[Data entries]
● ● ●

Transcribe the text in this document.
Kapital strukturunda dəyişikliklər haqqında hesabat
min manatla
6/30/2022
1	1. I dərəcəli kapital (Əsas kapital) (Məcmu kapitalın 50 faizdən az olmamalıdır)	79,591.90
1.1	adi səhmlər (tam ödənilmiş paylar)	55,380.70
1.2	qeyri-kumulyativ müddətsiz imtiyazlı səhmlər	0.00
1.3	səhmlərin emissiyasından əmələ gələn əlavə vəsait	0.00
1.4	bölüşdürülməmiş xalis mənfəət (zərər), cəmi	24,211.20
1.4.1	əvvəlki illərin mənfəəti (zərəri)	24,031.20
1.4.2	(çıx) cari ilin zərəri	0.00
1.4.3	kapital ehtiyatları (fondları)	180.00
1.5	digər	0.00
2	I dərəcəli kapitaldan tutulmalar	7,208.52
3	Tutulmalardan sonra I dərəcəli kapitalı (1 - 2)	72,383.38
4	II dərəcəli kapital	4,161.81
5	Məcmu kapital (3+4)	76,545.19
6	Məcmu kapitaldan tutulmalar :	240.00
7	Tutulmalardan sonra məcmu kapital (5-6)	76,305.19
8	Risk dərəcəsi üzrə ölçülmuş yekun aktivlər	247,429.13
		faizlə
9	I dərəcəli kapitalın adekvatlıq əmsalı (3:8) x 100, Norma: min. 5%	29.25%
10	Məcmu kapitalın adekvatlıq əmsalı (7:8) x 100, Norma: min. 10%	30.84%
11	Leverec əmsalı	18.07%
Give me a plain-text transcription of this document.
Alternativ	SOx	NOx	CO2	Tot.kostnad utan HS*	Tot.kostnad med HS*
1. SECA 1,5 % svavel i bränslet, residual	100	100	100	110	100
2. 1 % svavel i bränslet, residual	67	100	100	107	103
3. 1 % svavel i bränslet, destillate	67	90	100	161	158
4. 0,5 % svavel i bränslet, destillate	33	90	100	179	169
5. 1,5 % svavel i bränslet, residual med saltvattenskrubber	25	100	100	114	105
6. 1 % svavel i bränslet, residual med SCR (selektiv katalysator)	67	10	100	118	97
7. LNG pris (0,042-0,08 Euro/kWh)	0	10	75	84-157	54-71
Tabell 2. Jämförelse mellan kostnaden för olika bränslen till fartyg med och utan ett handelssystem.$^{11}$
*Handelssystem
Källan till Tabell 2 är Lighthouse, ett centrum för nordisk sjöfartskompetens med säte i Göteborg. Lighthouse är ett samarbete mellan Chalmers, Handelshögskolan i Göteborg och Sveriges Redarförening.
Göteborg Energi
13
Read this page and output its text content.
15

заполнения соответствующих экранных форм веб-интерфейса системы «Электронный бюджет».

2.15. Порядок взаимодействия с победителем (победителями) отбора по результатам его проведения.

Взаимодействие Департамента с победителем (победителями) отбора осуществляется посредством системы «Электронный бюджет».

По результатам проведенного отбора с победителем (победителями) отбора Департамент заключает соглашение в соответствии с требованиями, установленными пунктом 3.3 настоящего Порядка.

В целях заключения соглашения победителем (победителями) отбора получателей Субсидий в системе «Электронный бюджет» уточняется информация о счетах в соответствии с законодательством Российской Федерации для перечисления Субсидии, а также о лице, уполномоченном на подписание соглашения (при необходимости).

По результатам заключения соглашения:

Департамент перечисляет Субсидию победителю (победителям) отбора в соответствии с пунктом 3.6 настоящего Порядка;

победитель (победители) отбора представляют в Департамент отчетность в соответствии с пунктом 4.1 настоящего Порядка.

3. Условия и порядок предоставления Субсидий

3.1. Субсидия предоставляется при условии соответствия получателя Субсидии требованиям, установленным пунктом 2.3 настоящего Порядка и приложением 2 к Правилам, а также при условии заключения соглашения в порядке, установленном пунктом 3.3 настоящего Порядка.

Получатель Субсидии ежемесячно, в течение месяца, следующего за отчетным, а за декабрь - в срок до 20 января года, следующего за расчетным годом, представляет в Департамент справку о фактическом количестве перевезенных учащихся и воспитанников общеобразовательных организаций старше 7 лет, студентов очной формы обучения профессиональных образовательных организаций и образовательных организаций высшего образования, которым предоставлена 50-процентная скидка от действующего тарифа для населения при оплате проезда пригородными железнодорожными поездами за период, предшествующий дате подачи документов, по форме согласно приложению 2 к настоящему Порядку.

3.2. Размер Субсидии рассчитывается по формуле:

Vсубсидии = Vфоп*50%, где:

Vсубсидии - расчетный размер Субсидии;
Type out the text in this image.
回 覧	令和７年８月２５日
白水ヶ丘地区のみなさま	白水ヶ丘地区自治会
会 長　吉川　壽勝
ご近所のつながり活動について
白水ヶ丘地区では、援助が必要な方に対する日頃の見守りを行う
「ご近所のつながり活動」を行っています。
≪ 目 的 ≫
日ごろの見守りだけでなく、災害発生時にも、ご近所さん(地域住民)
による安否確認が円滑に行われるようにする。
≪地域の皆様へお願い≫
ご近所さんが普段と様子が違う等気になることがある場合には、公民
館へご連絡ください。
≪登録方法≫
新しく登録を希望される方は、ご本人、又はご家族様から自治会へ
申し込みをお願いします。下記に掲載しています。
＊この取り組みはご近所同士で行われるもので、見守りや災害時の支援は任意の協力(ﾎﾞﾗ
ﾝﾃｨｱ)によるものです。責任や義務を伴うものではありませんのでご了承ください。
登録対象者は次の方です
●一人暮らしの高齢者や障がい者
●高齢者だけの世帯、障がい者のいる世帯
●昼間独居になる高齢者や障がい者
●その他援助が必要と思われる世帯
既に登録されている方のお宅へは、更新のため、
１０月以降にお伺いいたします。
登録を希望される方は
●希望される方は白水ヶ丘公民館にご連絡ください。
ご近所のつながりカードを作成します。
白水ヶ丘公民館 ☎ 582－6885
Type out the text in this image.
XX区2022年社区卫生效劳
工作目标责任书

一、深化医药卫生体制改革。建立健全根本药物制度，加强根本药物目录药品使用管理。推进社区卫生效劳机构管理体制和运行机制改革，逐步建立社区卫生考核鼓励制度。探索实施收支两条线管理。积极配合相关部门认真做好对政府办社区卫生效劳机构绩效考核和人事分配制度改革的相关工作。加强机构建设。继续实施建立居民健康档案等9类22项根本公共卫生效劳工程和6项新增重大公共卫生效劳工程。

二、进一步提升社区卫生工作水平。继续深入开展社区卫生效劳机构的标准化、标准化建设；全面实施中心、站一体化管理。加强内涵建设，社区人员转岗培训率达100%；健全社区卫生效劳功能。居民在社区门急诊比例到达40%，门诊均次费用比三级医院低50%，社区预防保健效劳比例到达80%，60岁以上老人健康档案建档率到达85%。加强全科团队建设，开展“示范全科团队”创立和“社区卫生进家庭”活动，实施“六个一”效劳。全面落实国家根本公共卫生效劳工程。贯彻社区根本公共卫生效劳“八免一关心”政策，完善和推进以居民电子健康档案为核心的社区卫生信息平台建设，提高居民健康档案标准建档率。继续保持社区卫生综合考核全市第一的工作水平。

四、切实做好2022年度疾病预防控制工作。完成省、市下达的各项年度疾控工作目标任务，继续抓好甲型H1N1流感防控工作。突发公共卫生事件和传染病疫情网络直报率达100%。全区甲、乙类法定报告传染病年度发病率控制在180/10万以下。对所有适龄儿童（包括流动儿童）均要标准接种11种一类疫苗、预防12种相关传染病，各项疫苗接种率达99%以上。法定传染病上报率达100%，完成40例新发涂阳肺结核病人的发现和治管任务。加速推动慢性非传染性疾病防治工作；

● ● ●

- _Short task_: List every line in the records above that contains the word "результатам".

- _Result for this exercise_:
2.15. Порядок взаимодействия с победителем (победителями) отбора по результатам его проведения.
По результатам проведенного отбора с победителем (победителями) отбора Департамент заключает соглашение в соответствии с требованиями, установленными пунктом 3.3 настоящего Порядка.
По результатам заключения соглашения:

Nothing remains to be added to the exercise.